• **Problem to solve**
Can you pull out each line of the data below that includes the word "JSON"?

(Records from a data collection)
┄┄┄┄┄┄

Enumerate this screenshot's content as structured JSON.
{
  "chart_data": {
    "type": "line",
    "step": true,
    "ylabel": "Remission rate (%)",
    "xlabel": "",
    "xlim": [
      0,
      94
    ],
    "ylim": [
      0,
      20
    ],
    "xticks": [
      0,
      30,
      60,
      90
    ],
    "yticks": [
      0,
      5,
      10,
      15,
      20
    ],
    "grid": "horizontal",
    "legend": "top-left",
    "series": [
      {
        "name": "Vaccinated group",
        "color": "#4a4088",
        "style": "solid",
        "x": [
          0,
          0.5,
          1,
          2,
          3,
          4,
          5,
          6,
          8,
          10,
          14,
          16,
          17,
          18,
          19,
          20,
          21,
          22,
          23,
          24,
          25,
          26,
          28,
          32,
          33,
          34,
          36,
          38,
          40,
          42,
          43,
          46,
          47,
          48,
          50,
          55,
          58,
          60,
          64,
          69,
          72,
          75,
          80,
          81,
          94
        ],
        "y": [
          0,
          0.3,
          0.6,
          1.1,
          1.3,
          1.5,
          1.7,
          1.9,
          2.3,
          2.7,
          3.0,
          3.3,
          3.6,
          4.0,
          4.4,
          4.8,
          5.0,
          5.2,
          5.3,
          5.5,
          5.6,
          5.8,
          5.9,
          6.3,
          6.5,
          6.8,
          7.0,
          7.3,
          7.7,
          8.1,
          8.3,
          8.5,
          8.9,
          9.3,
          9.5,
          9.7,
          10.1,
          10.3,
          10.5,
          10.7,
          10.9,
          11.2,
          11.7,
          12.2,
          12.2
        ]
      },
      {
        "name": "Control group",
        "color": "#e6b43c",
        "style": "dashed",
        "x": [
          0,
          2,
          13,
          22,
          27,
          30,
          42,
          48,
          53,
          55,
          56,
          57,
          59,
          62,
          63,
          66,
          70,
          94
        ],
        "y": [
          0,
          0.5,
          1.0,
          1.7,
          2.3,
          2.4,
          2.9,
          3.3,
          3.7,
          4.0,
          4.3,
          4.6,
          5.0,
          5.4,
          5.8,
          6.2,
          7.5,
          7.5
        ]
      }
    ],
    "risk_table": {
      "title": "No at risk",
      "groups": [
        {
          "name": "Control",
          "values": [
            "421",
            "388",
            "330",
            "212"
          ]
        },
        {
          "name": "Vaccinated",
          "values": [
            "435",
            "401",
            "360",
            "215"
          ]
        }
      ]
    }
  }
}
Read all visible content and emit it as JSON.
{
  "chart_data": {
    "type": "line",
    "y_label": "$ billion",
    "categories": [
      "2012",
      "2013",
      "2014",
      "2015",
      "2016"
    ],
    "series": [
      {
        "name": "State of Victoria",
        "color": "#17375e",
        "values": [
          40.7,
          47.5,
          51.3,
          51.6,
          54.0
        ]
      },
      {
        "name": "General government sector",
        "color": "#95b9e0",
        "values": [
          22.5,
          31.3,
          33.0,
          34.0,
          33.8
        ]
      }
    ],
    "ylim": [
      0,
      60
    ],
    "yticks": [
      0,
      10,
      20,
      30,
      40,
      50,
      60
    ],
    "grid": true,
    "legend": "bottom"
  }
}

┄┄┄┄┄┄

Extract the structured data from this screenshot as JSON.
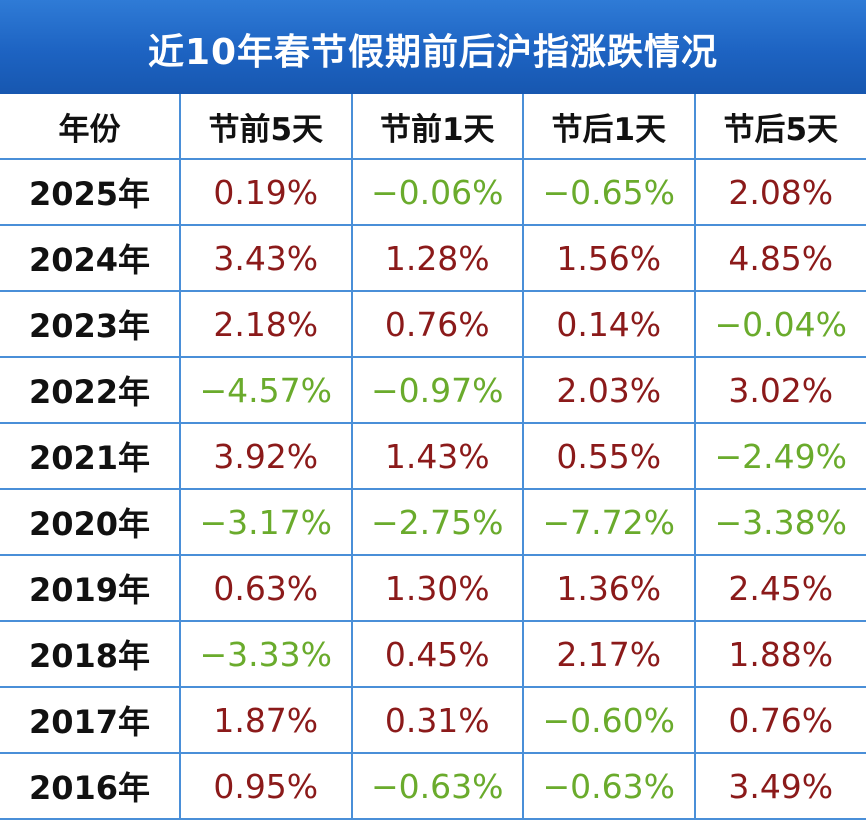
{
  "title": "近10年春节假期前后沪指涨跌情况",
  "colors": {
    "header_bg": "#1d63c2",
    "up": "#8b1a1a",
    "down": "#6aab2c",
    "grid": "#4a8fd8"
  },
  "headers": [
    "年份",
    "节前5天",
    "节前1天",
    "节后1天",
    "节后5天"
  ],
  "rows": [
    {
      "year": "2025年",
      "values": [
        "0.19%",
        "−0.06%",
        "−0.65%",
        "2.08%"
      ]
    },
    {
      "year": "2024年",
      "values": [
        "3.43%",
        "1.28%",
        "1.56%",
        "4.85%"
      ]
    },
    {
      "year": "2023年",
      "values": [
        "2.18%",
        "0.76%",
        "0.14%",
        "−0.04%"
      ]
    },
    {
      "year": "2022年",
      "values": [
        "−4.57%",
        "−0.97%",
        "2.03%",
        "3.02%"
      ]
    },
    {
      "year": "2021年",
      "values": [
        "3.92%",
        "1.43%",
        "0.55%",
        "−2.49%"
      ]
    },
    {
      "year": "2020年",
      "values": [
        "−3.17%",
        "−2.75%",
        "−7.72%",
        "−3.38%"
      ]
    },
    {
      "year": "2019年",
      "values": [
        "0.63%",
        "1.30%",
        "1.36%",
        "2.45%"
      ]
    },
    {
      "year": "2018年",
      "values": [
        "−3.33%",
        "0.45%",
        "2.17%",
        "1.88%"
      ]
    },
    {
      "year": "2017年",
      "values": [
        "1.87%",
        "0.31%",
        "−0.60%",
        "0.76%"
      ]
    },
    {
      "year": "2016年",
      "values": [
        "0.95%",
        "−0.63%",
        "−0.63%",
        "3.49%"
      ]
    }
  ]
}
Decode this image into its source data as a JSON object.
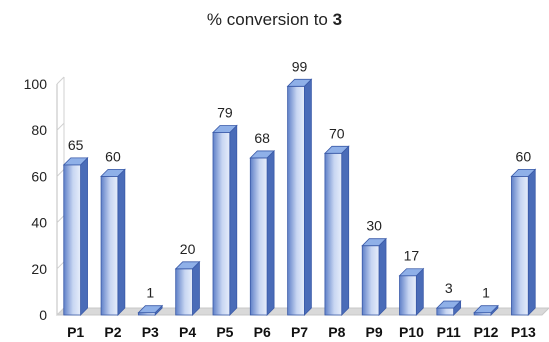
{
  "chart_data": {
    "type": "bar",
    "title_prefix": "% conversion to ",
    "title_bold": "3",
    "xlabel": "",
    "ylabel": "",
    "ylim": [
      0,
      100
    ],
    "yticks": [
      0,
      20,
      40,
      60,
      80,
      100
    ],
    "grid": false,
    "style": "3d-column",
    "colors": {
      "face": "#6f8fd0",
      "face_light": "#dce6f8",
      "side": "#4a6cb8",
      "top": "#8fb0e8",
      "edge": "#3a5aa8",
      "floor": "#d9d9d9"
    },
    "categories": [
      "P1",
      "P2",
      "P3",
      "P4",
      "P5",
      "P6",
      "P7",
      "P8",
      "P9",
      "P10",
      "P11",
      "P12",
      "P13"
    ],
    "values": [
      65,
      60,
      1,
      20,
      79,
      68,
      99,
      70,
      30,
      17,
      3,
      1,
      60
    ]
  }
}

┄┄┄┄┄┄

• **Exercise response**
Enumerate this screenshot's content as structured JSON.
Read all visible content and emit it as JSON.
Extract the structured data from this screenshot as JSON.
Decode this image into its source data as a JSON object.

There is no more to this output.